= Given exercise =
Identify the lines that include the word "decreased", then copy all of them.

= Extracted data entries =
::::::::
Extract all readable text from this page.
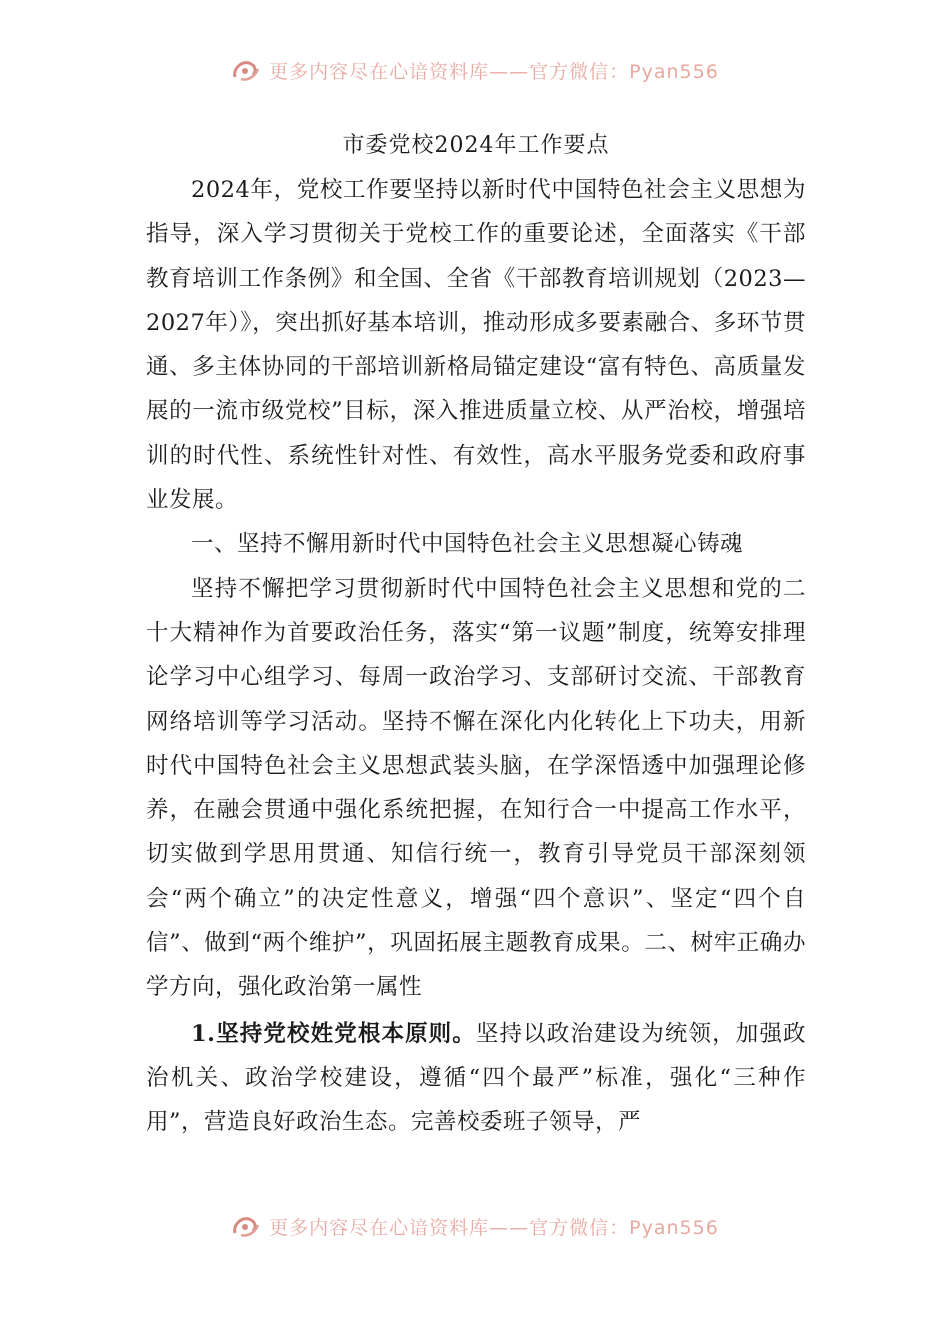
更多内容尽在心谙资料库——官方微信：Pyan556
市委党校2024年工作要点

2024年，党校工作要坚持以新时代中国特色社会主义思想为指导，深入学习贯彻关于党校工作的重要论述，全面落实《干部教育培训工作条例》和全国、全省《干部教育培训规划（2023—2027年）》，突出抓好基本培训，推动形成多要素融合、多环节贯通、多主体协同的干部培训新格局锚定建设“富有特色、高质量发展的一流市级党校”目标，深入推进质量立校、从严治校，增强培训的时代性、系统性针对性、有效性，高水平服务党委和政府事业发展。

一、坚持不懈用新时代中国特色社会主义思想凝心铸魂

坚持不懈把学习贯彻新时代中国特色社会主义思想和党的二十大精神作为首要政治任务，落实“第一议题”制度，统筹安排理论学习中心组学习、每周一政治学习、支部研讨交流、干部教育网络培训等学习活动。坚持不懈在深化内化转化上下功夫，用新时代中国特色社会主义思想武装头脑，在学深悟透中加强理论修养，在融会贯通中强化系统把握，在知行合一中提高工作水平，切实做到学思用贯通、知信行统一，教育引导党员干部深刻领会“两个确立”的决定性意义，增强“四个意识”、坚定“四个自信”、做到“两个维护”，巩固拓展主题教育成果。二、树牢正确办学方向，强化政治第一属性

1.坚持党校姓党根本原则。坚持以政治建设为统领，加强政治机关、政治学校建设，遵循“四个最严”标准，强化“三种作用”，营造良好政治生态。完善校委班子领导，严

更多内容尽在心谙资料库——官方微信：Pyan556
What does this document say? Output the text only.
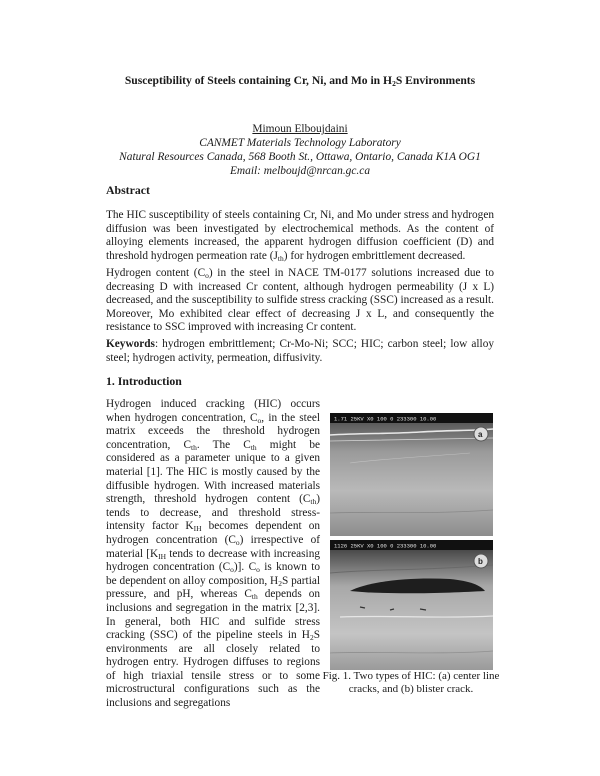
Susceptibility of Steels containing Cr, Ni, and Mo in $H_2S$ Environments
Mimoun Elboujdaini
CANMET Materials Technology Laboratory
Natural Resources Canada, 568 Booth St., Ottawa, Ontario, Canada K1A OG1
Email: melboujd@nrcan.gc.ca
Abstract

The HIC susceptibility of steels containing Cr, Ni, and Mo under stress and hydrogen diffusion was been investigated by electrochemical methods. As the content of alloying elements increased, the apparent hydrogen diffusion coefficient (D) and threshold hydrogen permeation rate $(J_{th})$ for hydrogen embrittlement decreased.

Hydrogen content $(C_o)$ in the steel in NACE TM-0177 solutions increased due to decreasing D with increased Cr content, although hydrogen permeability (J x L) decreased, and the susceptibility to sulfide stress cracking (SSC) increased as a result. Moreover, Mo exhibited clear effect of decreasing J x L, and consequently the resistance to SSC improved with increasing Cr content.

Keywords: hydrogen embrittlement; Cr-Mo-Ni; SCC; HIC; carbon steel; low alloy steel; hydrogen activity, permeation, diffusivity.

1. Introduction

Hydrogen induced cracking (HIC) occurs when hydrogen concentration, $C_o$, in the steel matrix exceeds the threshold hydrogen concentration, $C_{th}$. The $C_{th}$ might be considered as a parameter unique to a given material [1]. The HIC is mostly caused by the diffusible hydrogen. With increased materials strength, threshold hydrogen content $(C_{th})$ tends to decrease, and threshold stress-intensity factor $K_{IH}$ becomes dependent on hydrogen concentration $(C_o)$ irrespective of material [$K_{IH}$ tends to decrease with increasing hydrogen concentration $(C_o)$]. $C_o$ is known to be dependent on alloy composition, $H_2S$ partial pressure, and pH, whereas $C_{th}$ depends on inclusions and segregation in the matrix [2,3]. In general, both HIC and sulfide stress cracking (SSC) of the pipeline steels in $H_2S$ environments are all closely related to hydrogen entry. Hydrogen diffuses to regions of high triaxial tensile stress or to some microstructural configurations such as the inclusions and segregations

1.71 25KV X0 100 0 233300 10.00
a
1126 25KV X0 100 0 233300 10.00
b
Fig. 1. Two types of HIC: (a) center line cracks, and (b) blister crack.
::::::::
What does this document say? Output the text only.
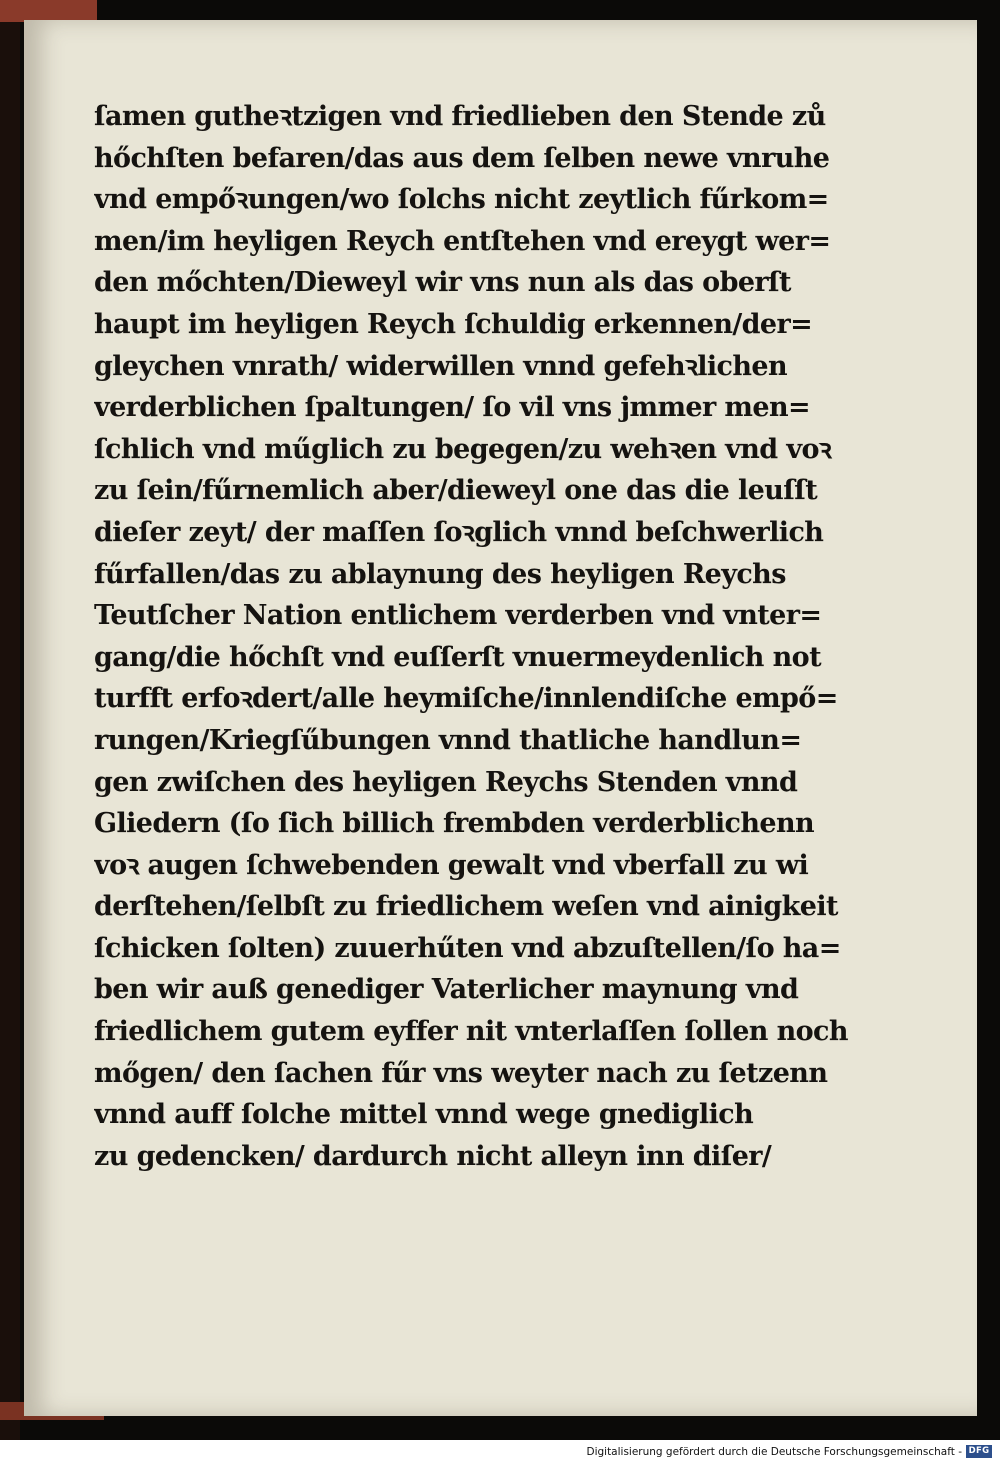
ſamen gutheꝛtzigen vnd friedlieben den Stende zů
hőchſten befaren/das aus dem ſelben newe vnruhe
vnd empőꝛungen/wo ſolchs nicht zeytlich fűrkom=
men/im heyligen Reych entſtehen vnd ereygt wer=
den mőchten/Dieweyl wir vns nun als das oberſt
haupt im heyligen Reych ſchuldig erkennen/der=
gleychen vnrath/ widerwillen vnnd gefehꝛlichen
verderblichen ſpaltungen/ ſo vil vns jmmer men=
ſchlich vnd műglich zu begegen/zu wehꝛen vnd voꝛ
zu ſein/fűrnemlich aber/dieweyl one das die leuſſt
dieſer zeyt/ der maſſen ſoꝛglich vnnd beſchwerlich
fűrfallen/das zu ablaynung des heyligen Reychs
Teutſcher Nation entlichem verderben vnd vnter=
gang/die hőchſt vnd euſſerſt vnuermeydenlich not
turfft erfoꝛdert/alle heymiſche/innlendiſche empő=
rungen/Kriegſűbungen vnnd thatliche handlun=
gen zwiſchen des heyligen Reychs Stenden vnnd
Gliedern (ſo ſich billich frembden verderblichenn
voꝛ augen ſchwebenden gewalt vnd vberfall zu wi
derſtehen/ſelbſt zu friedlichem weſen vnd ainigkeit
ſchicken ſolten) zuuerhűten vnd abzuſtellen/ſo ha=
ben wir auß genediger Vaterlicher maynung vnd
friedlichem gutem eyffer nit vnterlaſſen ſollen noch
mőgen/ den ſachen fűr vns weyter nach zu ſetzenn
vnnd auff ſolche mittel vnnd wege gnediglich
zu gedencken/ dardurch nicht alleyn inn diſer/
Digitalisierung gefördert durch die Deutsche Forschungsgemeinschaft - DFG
::::::::
= Answer in full =
The HIC susceptibility of steels containing Cr, Ni, and Mo under stress and hydrogen diffusion was been investigated by electrochemical methods. As the content of alloying elements increased, the apparent hydrogen diffusion coefficient (D) and threshold hydrogen permeation rate $(J_{th})$ for hydrogen embrittlement decreased.
Hydrogen content $(C_o)$ in the steel in NACE TM-0177 solutions increased due to decreasing D with increased Cr content, although hydrogen permeability (J x L) decreased, and the susceptibility to sulfide stress cracking (SSC) increased as a result. Moreover, Mo exhibited clear effect of decreasing J x L, and consequently the resistance to SSC improved with increasing Cr content.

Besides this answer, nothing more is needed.